» What is asked: Gather up the lines with the word "name" in them.

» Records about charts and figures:
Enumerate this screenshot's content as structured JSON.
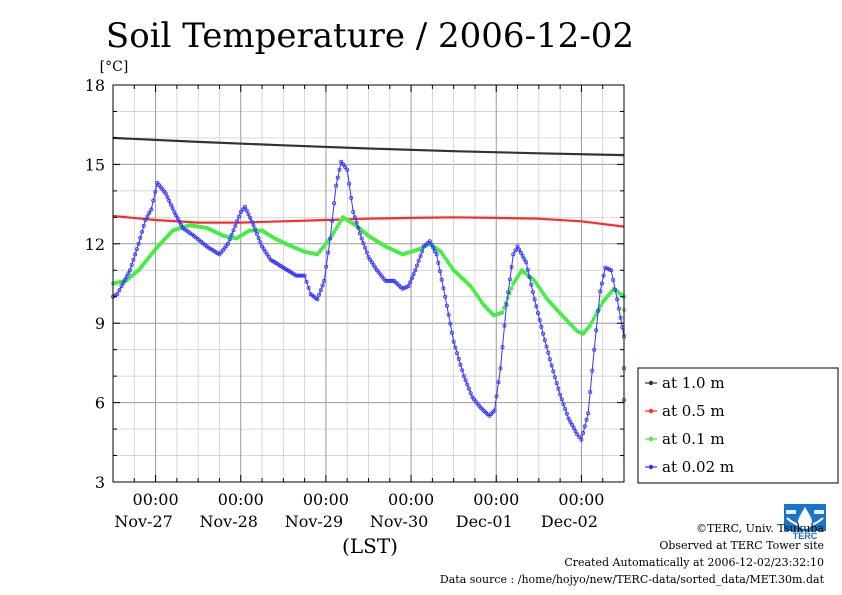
{
  "chart_data": {
    "type": "line",
    "title": "Soil Temperature / 2006-12-02",
    "yunit": "[°C]",
    "xlabel": "(LST)",
    "ylim": [
      3,
      18
    ],
    "yticks": [
      3,
      6,
      9,
      12,
      15,
      18
    ],
    "xlim": [
      0,
      6
    ],
    "x_units": "days since Nov-26 12:00 LST",
    "xticks": [
      {
        "x": 0.5,
        "time": "00:00",
        "date": "Nov-27"
      },
      {
        "x": 1.5,
        "time": "00:00",
        "date": "Nov-28"
      },
      {
        "x": 2.5,
        "time": "00:00",
        "date": "Nov-29"
      },
      {
        "x": 3.5,
        "time": "00:00",
        "date": "Nov-30"
      },
      {
        "x": 4.5,
        "time": "00:00",
        "date": "Dec-01"
      },
      {
        "x": 5.5,
        "time": "00:00",
        "date": "Dec-02"
      }
    ],
    "grid": true,
    "legend_position": "bottom-right",
    "series": [
      {
        "name": "at 1.0 m",
        "color": "#333333",
        "markers": false,
        "points": [
          [
            0,
            16.0
          ],
          [
            1,
            15.85
          ],
          [
            2,
            15.72
          ],
          [
            3,
            15.6
          ],
          [
            4,
            15.5
          ],
          [
            5,
            15.42
          ],
          [
            6,
            15.35
          ]
        ]
      },
      {
        "name": "at 0.5 m",
        "color": "#ff2a2a",
        "markers": false,
        "points": [
          [
            0,
            13.05
          ],
          [
            0.5,
            12.9
          ],
          [
            1,
            12.8
          ],
          [
            1.5,
            12.8
          ],
          [
            2,
            12.85
          ],
          [
            2.5,
            12.9
          ],
          [
            3,
            12.95
          ],
          [
            3.5,
            12.98
          ],
          [
            4,
            13.0
          ],
          [
            4.5,
            12.98
          ],
          [
            5,
            12.95
          ],
          [
            5.5,
            12.85
          ],
          [
            6,
            12.65
          ]
        ]
      },
      {
        "name": "at 0.1 m",
        "color": "#44ee44",
        "markers": true,
        "points": [
          [
            0,
            10.5
          ],
          [
            0.15,
            10.6
          ],
          [
            0.3,
            11.0
          ],
          [
            0.5,
            11.8
          ],
          [
            0.7,
            12.5
          ],
          [
            0.9,
            12.7
          ],
          [
            1.1,
            12.6
          ],
          [
            1.3,
            12.3
          ],
          [
            1.45,
            12.2
          ],
          [
            1.6,
            12.5
          ],
          [
            1.75,
            12.5
          ],
          [
            1.9,
            12.2
          ],
          [
            2.1,
            11.9
          ],
          [
            2.25,
            11.7
          ],
          [
            2.4,
            11.6
          ],
          [
            2.55,
            12.2
          ],
          [
            2.7,
            13.0
          ],
          [
            2.85,
            12.7
          ],
          [
            3.0,
            12.3
          ],
          [
            3.2,
            11.9
          ],
          [
            3.4,
            11.6
          ],
          [
            3.6,
            11.8
          ],
          [
            3.72,
            12.0
          ],
          [
            3.85,
            11.7
          ],
          [
            4.0,
            11.0
          ],
          [
            4.2,
            10.4
          ],
          [
            4.35,
            9.7
          ],
          [
            4.47,
            9.3
          ],
          [
            4.57,
            9.4
          ],
          [
            4.7,
            10.5
          ],
          [
            4.8,
            11.0
          ],
          [
            4.95,
            10.6
          ],
          [
            5.1,
            9.9
          ],
          [
            5.3,
            9.2
          ],
          [
            5.45,
            8.7
          ],
          [
            5.52,
            8.6
          ],
          [
            5.6,
            8.9
          ],
          [
            5.75,
            9.8
          ],
          [
            5.88,
            10.3
          ],
          [
            6.0,
            10.0
          ],
          [
            6.0,
            9.5
          ]
        ]
      },
      {
        "name": "at 0.02 m",
        "color": "#3333ff",
        "markers": true,
        "points": [
          [
            0,
            10.0
          ],
          [
            0.05,
            10.1
          ],
          [
            0.1,
            10.4
          ],
          [
            0.2,
            11.0
          ],
          [
            0.3,
            12.0
          ],
          [
            0.38,
            12.9
          ],
          [
            0.45,
            13.3
          ],
          [
            0.52,
            14.3
          ],
          [
            0.62,
            13.9
          ],
          [
            0.72,
            13.2
          ],
          [
            0.82,
            12.6
          ],
          [
            0.95,
            12.3
          ],
          [
            1.1,
            11.9
          ],
          [
            1.25,
            11.6
          ],
          [
            1.35,
            12.0
          ],
          [
            1.5,
            13.2
          ],
          [
            1.55,
            13.4
          ],
          [
            1.65,
            12.7
          ],
          [
            1.75,
            11.9
          ],
          [
            1.85,
            11.4
          ],
          [
            1.95,
            11.2
          ],
          [
            2.05,
            11.0
          ],
          [
            2.15,
            10.8
          ],
          [
            2.25,
            10.8
          ],
          [
            2.32,
            10.1
          ],
          [
            2.4,
            9.9
          ],
          [
            2.48,
            10.6
          ],
          [
            2.55,
            12.2
          ],
          [
            2.62,
            14.2
          ],
          [
            2.68,
            15.1
          ],
          [
            2.75,
            14.8
          ],
          [
            2.82,
            13.2
          ],
          [
            2.92,
            12.2
          ],
          [
            3.0,
            11.5
          ],
          [
            3.1,
            11.0
          ],
          [
            3.2,
            10.6
          ],
          [
            3.3,
            10.6
          ],
          [
            3.4,
            10.3
          ],
          [
            3.47,
            10.4
          ],
          [
            3.55,
            11.0
          ],
          [
            3.65,
            11.9
          ],
          [
            3.72,
            12.1
          ],
          [
            3.8,
            11.6
          ],
          [
            3.9,
            10.0
          ],
          [
            4.0,
            8.3
          ],
          [
            4.12,
            7.0
          ],
          [
            4.22,
            6.2
          ],
          [
            4.32,
            5.8
          ],
          [
            4.42,
            5.5
          ],
          [
            4.48,
            5.7
          ],
          [
            4.55,
            7.3
          ],
          [
            4.62,
            9.7
          ],
          [
            4.7,
            11.6
          ],
          [
            4.75,
            11.9
          ],
          [
            4.85,
            11.3
          ],
          [
            4.95,
            9.9
          ],
          [
            5.05,
            8.6
          ],
          [
            5.15,
            7.4
          ],
          [
            5.25,
            6.3
          ],
          [
            5.35,
            5.4
          ],
          [
            5.45,
            4.8
          ],
          [
            5.5,
            4.6
          ],
          [
            5.58,
            5.6
          ],
          [
            5.65,
            8.0
          ],
          [
            5.72,
            10.2
          ],
          [
            5.78,
            11.1
          ],
          [
            5.85,
            11.0
          ],
          [
            5.92,
            9.9
          ],
          [
            6.0,
            8.5
          ],
          [
            6.05,
            7.3
          ],
          [
            6.0,
            6.1
          ]
        ]
      }
    ]
  },
  "footer": {
    "copyright": "©TERC, Univ. Tsukuba",
    "site": "Observed at TERC Tower site",
    "created": "Created Automatically at 2006-12-02/23:32:10",
    "source": "Data source : /home/hojyo/new/TERC-data/sorted_data/MET.30m.dat"
  },
  "logo": {
    "text": "TERC",
    "color": "#1a75c9"
  }
}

» Solution for this problem:
        "name": "at 1.0 m",
        "name": "at 0.5 m",
        "name": "at 0.1 m",
        "name": "at 0.02 m",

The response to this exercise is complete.